§ Task directions
Output an exact reproduction of the data.

── Input for this task

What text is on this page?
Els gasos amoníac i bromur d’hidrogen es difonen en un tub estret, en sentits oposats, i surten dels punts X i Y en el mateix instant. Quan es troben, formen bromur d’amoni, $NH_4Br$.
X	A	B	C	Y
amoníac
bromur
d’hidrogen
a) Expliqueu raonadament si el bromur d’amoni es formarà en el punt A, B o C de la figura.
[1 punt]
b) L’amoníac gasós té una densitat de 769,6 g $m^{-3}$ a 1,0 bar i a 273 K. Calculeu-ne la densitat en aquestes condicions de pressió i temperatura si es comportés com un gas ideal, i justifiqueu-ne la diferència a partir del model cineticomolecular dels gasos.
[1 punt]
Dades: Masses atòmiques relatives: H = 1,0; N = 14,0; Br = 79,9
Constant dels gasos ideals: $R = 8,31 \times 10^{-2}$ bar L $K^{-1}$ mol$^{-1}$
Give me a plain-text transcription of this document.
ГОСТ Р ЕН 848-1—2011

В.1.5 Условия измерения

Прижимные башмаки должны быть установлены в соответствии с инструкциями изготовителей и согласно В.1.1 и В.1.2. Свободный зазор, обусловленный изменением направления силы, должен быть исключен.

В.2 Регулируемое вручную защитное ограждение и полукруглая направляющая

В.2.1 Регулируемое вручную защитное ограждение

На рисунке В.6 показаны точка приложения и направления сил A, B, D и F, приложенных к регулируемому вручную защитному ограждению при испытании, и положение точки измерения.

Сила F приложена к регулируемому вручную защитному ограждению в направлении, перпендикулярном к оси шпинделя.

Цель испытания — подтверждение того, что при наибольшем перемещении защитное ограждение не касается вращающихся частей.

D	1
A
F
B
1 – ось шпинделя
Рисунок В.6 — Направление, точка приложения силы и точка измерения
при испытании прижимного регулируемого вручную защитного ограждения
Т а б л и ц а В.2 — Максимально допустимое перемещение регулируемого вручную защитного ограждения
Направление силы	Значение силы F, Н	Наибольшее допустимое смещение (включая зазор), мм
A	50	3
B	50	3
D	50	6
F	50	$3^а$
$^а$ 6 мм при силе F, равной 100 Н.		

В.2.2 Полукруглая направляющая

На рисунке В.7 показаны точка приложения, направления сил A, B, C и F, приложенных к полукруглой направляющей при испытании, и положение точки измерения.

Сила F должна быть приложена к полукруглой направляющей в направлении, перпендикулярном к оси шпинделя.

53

────

§ Response to the exercise
What text is on this page?
Els gasos amoníac i bromur d’hidrogen es difonen en un tub estret, en sentits oposats, i surten dels punts X i Y en el mateix instant. Quan es troben, formen bromur d’amoni, $NH_4Br$.
X	A	B	C	Y
amoníac
bromur
d’hidrogen
a) Expliqueu raonadament si el bromur d’amoni es formarà en el punt A, B o C de la figura.
[1 punt]
b) L’amoníac gasós té una densitat de 769,6 g $m^{-3}$ a 1,0 bar i a 273 K. Calculeu-ne la densitat en aquestes condicions de pressió i temperatura si es comportés com un gas ideal, i justifiqueu-ne la diferència a partir del model cineticomolecular dels gasos.
[1 punt]
Dades: Masses atòmiques relatives: H = 1,0; N = 14,0; Br = 79,9
Constant dels gasos ideals: $R = 8,31 \times 10^{-2}$ bar L $K^{-1}$ mol$^{-1}$
Give me a plain-text transcription of this document.
ГОСТ Р ЕН 848-1—2011

В.1.5 Условия измерения

Прижимные башмаки должны быть установлены в соответствии с инструкциями изготовителей и согласно В.1.1 и В.1.2. Свободный зазор, обусловленный изменением направления силы, должен быть исключен.

В.2 Регулируемое вручную защитное ограждение и полукруглая направляющая

В.2.1 Регулируемое вручную защитное ограждение

На рисунке В.6 показаны точка приложения и направления сил A, B, D и F, приложенных к регулируемому вручную защитному ограждению при испытании, и положение точки измерения.

Сила F приложена к регулируемому вручную защитному ограждению в направлении, перпендикулярном к оси шпинделя.

Цель испытания — подтверждение того, что при наибольшем перемещении защитное ограждение не касается вращающихся частей.

D	1
A
F
B
1 – ось шпинделя
Рисунок В.6 — Направление, точка приложения силы и точка измерения
при испытании прижимного регулируемого вручную защитного ограждения
Т а б л и ц а В.2 — Максимально допустимое перемещение регулируемого вручную защитного ограждения
Направление силы	Значение силы F, Н	Наибольшее допустимое смещение (включая зазор), мм
A	50	3
B	50	3
D	50	6
F	50	$3^а$
$^а$ 6 мм при силе F, равной 100 Н.		

В.2.2 Полукруглая направляющая

На рисунке В.7 показаны точка приложения, направления сил A, B, C и F, приложенных к полукруглой направляющей при испытании, и положение точки измерения.

Сила F должна быть приложена к полукруглой направляющей в направлении, перпендикулярном к оси шпинделя.

53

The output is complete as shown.